Supplied records:
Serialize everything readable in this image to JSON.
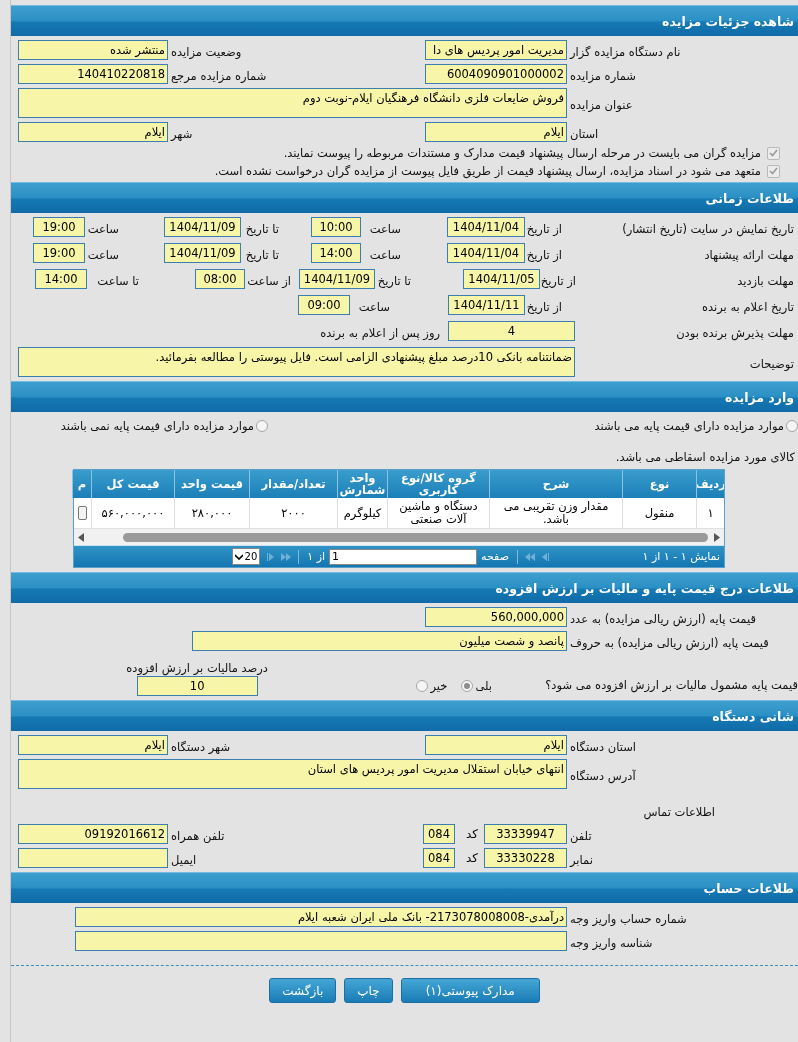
{
  "details": {
    "title": "شاهده جزئیات مزایده",
    "fields": [
      {
        "kind": "half",
        "label": "نام دستگاه مزایده گزار",
        "value": "مدیریت امور پردیس های دا"
      },
      {
        "kind": "half",
        "label": "وضعیت مزایده",
        "value": "منتشر شده"
      },
      {
        "kind": "half",
        "label": "شماره مزایده",
        "value": "6004090901000002"
      },
      {
        "kind": "half",
        "label": "شماره مزایده مرجع",
        "value": "140410220818"
      },
      {
        "kind": "wide",
        "label": "عنوان مزایده",
        "value": "فروش ضایعات فلزی دانشگاه فرهنگیان ایلام-نوبت دوم"
      },
      {
        "kind": "half",
        "label": "استان",
        "value": "ایلام"
      },
      {
        "kind": "half",
        "label": "شهر",
        "value": "ایلام"
      }
    ],
    "checks": [
      {
        "label": "مزایده گران می بایست در مرحله ارسال پیشنهاد قیمت مدارک و مستندات مربوطه را پیوست نمایند.",
        "checked": true,
        "disabled": true
      },
      {
        "label": "متعهد می شود در اسناد مزایده، ارسال پیشنهاد قیمت از طریق فایل پیوست از مزایده گران درخواست نشده است.",
        "checked": true,
        "disabled": true
      }
    ]
  },
  "timing": {
    "title": "طلاعات زمانی",
    "rows": [
      {
        "items": [
          {
            "kind": "label",
            "text": "تاریخ نمایش در سایت (تاریخ انتشار)"
          },
          {
            "kind": "label",
            "text": "از تاریخ"
          },
          {
            "kind": "field",
            "value": "1404/11/04"
          },
          {
            "kind": "label",
            "text": "ساعت"
          },
          {
            "kind": "field",
            "value": "10:00"
          },
          {
            "kind": "label",
            "text": "تا تاریخ"
          },
          {
            "kind": "field",
            "value": "1404/11/09"
          },
          {
            "kind": "label",
            "text": "ساعت"
          },
          {
            "kind": "field",
            "value": "19:00"
          }
        ]
      },
      {
        "items": [
          {
            "kind": "label",
            "text": "مهلت ارائه پیشنهاد"
          },
          {
            "kind": "label",
            "text": "از تاریخ"
          },
          {
            "kind": "field",
            "value": "1404/11/04"
          },
          {
            "kind": "label",
            "text": "ساعت"
          },
          {
            "kind": "field",
            "value": "14:00"
          },
          {
            "kind": "label",
            "text": "تا تاریخ"
          },
          {
            "kind": "field",
            "value": "1404/11/09"
          },
          {
            "kind": "label",
            "text": "ساعت"
          },
          {
            "kind": "field",
            "value": "19:00"
          }
        ]
      },
      {
        "items": [
          {
            "kind": "label",
            "text": "مهلت بازدید"
          },
          {
            "kind": "label",
            "text": "از تاریخ"
          },
          {
            "kind": "field",
            "value": "1404/11/05"
          },
          {
            "kind": "label",
            "text": "تا تاریخ"
          },
          {
            "kind": "field",
            "value": "1404/11/09"
          },
          {
            "kind": "label",
            "text": "از ساعت"
          },
          {
            "kind": "field",
            "value": "08:00"
          },
          {
            "kind": "label",
            "text": "تا ساعت"
          },
          {
            "kind": "field",
            "value": "14:00"
          }
        ]
      },
      {
        "items": [
          {
            "kind": "label",
            "text": "تاریخ اعلام به برنده"
          },
          {
            "kind": "label",
            "text": "از تاریخ"
          },
          {
            "kind": "field",
            "value": "1404/11/11"
          },
          {
            "kind": "label",
            "text": "ساعت"
          },
          {
            "kind": "field",
            "value": "09:00"
          }
        ]
      },
      {
        "items": [
          {
            "kind": "label",
            "text": "مهلت پذیرش برنده بودن"
          },
          {
            "kind": "field",
            "value": "4"
          },
          {
            "kind": "label",
            "text": "روز پس از اعلام به برنده"
          }
        ]
      },
      {
        "items": [
          {
            "kind": "label",
            "text": "توضیحات"
          },
          {
            "kind": "area",
            "value": "ضمانتنامه بانکی 10درصد مبلغ پیشنهادی الزامی است. فایل پیوستی را مطالعه بفرمائید."
          }
        ]
      }
    ]
  },
  "items": {
    "title": "وارد مزایده",
    "options": [
      {
        "label": "موارد مزایده دارای قیمت پایه می باشند",
        "selected": false
      },
      {
        "label": "موارد مزایده دارای فیمت پایه نمی باشند",
        "selected": false
      }
    ],
    "note": "کالای مورد مزایده اسقاطی می باشد.",
    "table": {
      "columns": [
        "ردیف",
        "نوع",
        "شرح",
        "گروه کالا/نوع کاربری",
        "واحد شمارش",
        "تعداد/مقدار",
        "قیمت واحد",
        "قیمت کل",
        "م"
      ],
      "rows": [
        [
          "۱",
          "منقول",
          "مقدار وزن تقریبی می باشد.",
          "دستگاه و ماشین آلات صنعتی",
          "کیلوگرم",
          "۲۰۰۰",
          "۲۸۰,۰۰۰",
          "۵۶۰,۰۰۰,۰۰۰"
        ]
      ]
    },
    "pager": {
      "info": "نمایش ۱ - ۱ از ۱",
      "page_label": "صفحه",
      "page": "1",
      "of": "از ۱",
      "page_size": "20"
    }
  },
  "price": {
    "title": "طلاعات درج قیمت پایه و مالیات بر ارزش افزوده",
    "amount": {
      "label": "قیمت پایه (ارزش ریالی مزایده) به عدد",
      "value": "560,000,000"
    },
    "words": {
      "label": "قیمت پایه (ارزش ریالی مزایده) به حروف",
      "value": "پانصد و شصت میلیون"
    },
    "vat_question": "قیمت پایه مشمول مالیات بر ارزش افزوده می شود؟",
    "vat_options": [
      {
        "label": "بلی",
        "selected": true
      },
      {
        "label": "خیر",
        "selected": false
      }
    ],
    "vat_percent": {
      "label": "درصد مالیات بر ارزش افزوده",
      "value": "10"
    }
  },
  "address": {
    "title": "شانی دستگاه",
    "fields": [
      {
        "kind": "half",
        "label": "استان دستگاه",
        "value": "ایلام"
      },
      {
        "kind": "half",
        "label": "شهر دستگاه",
        "value": "ایلام"
      },
      {
        "kind": "wide",
        "label": "آدرس دستگاه",
        "value": "انتهای خیابان استقلال مدیریت امور پردیس های استان"
      }
    ],
    "contact_title": "اطلاعات تماس",
    "contact": [
      {
        "kind": "phone",
        "label": "تلفن",
        "value": "33339947",
        "code_label": "کد",
        "code": "084"
      },
      {
        "kind": "half",
        "label": "تلفن همراه",
        "value": "09192016612"
      },
      {
        "kind": "phone",
        "label": "نمابر",
        "value": "33330228",
        "code_label": "کد",
        "code": "084"
      },
      {
        "kind": "half",
        "label": "ایمیل"
      }
    ]
  },
  "account": {
    "title": "طلاعات حساب",
    "fields": [
      {
        "label": "شماره حساب واریز وجه",
        "value": "درآمدی-2173078008008- بانک ملی ایران شعبه ایلام"
      },
      {
        "label": "شناسه واریز وجه"
      }
    ]
  },
  "buttons": [
    "مدارک پیوستی(۱)",
    "چاپ",
    "بازگشت"
  ]
}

Exercise aim: Drop the pictures and reproduce the rest of the entries above exactly.

Final answer:
Serialize everything readable in this image to JSON.
{
  "details": {
    "title": "شاهده جزئیات مزایده",
    "fields": [
      {
        "kind": "half",
        "label": "نام دستگاه مزایده گزار",
        "value": "مدیریت امور پردیس های دا"
      },
      {
        "kind": "half",
        "label": "وضعیت مزایده",
        "value": "منتشر شده"
      },
      {
        "kind": "half",
        "label": "شماره مزایده",
        "value": "6004090901000002"
      },
      {
        "kind": "half",
        "label": "شماره مزایده مرجع",
        "value": "140410220818"
      },
      {
        "kind": "wide",
        "label": "عنوان مزایده",
        "value": "فروش ضایعات فلزی دانشگاه فرهنگیان ایلام-نوبت دوم"
      },
      {
        "kind": "half",
        "label": "استان",
        "value": "ایلام"
      },
      {
        "kind": "half",
        "label": "شهر",
        "value": "ایلام"
      }
    ],
    "checks": [
      {
        "label": "مزایده گران می بایست در مرحله ارسال پیشنهاد قیمت مدارک و مستندات مربوطه را پیوست نمایند.",
        "checked": true,
        "disabled": true
      },
      {
        "label": "متعهد می شود در اسناد مزایده، ارسال پیشنهاد قیمت از طریق فایل پیوست از مزایده گران درخواست نشده است.",
        "checked": true,
        "disabled": true
      }
    ]
  },
  "timing": {
    "title": "طلاعات زمانی",
    "rows": [
      {
        "items": [
          {
            "kind": "label",
            "text": "تاریخ نمایش در سایت (تاریخ انتشار)"
          },
          {
            "kind": "label",
            "text": "از تاریخ"
          },
          {
            "kind": "field",
            "value": "1404/11/04"
          },
          {
            "kind": "label",
            "text": "ساعت"
          },
          {
            "kind": "field",
            "value": "10:00"
          },
          {
            "kind": "label",
            "text": "تا تاریخ"
          },
          {
            "kind": "field",
            "value": "1404/11/09"
          },
          {
            "kind": "label",
            "text": "ساعت"
          },
          {
            "kind": "field",
            "value": "19:00"
          }
        ]
      },
      {
        "items": [
          {
            "kind": "label",
            "text": "مهلت ارائه پیشنهاد"
          },
          {
            "kind": "label",
            "text": "از تاریخ"
          },
          {
            "kind": "field",
            "value": "1404/11/04"
          },
          {
            "kind": "label",
            "text": "ساعت"
          },
          {
            "kind": "field",
            "value": "14:00"
          },
          {
            "kind": "label",
            "text": "تا تاریخ"
          },
          {
            "kind": "field",
            "value": "1404/11/09"
          },
          {
            "kind": "label",
            "text": "ساعت"
          },
          {
            "kind": "field",
            "value": "19:00"
          }
        ]
      },
      {
        "items": [
          {
            "kind": "label",
            "text": "مهلت بازدید"
          },
          {
            "kind": "label",
            "text": "از تاریخ"
          },
          {
            "kind": "field",
            "value": "1404/11/05"
          },
          {
            "kind": "label",
            "text": "تا تاریخ"
          },
          {
            "kind": "field",
            "value": "1404/11/09"
          },
          {
            "kind": "label",
            "text": "از ساعت"
          },
          {
            "kind": "field",
            "value": "08:00"
          },
          {
            "kind": "label",
            "text": "تا ساعت"
          },
          {
            "kind": "field",
            "value": "14:00"
          }
        ]
      },
      {
        "items": [
          {
            "kind": "label",
            "text": "تاریخ اعلام به برنده"
          },
          {
            "kind": "label",
            "text": "از تاریخ"
          },
          {
            "kind": "field",
            "value": "1404/11/11"
          },
          {
            "kind": "label",
            "text": "ساعت"
          },
          {
            "kind": "field",
            "value": "09:00"
          }
        ]
      },
      {
        "items": [
          {
            "kind": "label",
            "text": "مهلت پذیرش برنده بودن"
          },
          {
            "kind": "field",
            "value": "4"
          },
          {
            "kind": "label",
            "text": "روز پس از اعلام به برنده"
          }
        ]
      },
      {
        "items": [
          {
            "kind": "label",
            "text": "توضیحات"
          },
          {
            "kind": "area",
            "value": "ضمانتنامه بانکی 10درصد مبلغ پیشنهادی الزامی است. فایل پیوستی را مطالعه بفرمائید."
          }
        ]
      }
    ]
  },
  "items": {
    "title": "وارد مزایده",
    "options": [
      {
        "label": "موارد مزایده دارای قیمت پایه می باشند",
        "selected": false
      },
      {
        "label": "موارد مزایده دارای فیمت پایه نمی باشند",
        "selected": false
      }
    ],
    "note": "کالای مورد مزایده اسقاطی می باشد.",
    "table": {
      "columns": [
        "ردیف",
        "نوع",
        "شرح",
        "گروه کالا/نوع کاربری",
        "واحد شمارش",
        "تعداد/مقدار",
        "قیمت واحد",
        "قیمت کل",
        "م"
      ],
      "rows": [
        [
          "۱",
          "منقول",
          "مقدار وزن تقریبی می باشد.",
          "دستگاه و ماشین آلات صنعتی",
          "کیلوگرم",
          "۲۰۰۰",
          "۲۸۰,۰۰۰",
          "۵۶۰,۰۰۰,۰۰۰"
        ]
      ]
    },
    "pager": {
      "info": "نمایش ۱ - ۱ از ۱",
      "page_label": "صفحه",
      "page": "1",
      "of": "از ۱",
      "page_size": "20"
    }
  },
  "price": {
    "title": "طلاعات درج قیمت پایه و مالیات بر ارزش افزوده",
    "amount": {
      "label": "قیمت پایه (ارزش ریالی مزایده) به عدد",
      "value": "560,000,000"
    },
    "words": {
      "label": "قیمت پایه (ارزش ریالی مزایده) به حروف",
      "value": "پانصد و شصت میلیون"
    },
    "vat_question": "قیمت پایه مشمول مالیات بر ارزش افزوده می شود؟",
    "vat_options": [
      {
        "label": "بلی",
        "selected": true
      },
      {
        "label": "خیر",
        "selected": false
      }
    ],
    "vat_percent": {
      "label": "درصد مالیات بر ارزش افزوده",
      "value": "10"
    }
  },
  "address": {
    "title": "شانی دستگاه",
    "fields": [
      {
        "kind": "half",
        "label": "استان دستگاه",
        "value": "ایلام"
      },
      {
        "kind": "half",
        "label": "شهر دستگاه",
        "value": "ایلام"
      },
      {
        "kind": "wide",
        "label": "آدرس دستگاه",
        "value": "انتهای خیابان استقلال مدیریت امور پردیس های استان"
      }
    ],
    "contact_title": "اطلاعات تماس",
    "contact": [
      {
        "kind": "phone",
        "label": "تلفن",
        "value": "33339947",
        "code_label": "کد",
        "code": "084"
      },
      {
        "kind": "half",
        "label": "تلفن همراه",
        "value": "09192016612"
      },
      {
        "kind": "phone",
        "label": "نمابر",
        "value": "33330228",
        "code_label": "کد",
        "code": "084"
      },
      {
        "kind": "half",
        "label": "ایمیل"
      }
    ]
  },
  "account": {
    "title": "طلاعات حساب",
    "fields": [
      {
        "label": "شماره حساب واریز وجه",
        "value": "درآمدی-2173078008008- بانک ملی ایران شعبه ایلام"
      },
      {
        "label": "شناسه واریز وجه"
      }
    ]
  },
  "buttons": [
    "مدارک پیوستی(۱)",
    "چاپ",
    "بازگشت"
  ]
}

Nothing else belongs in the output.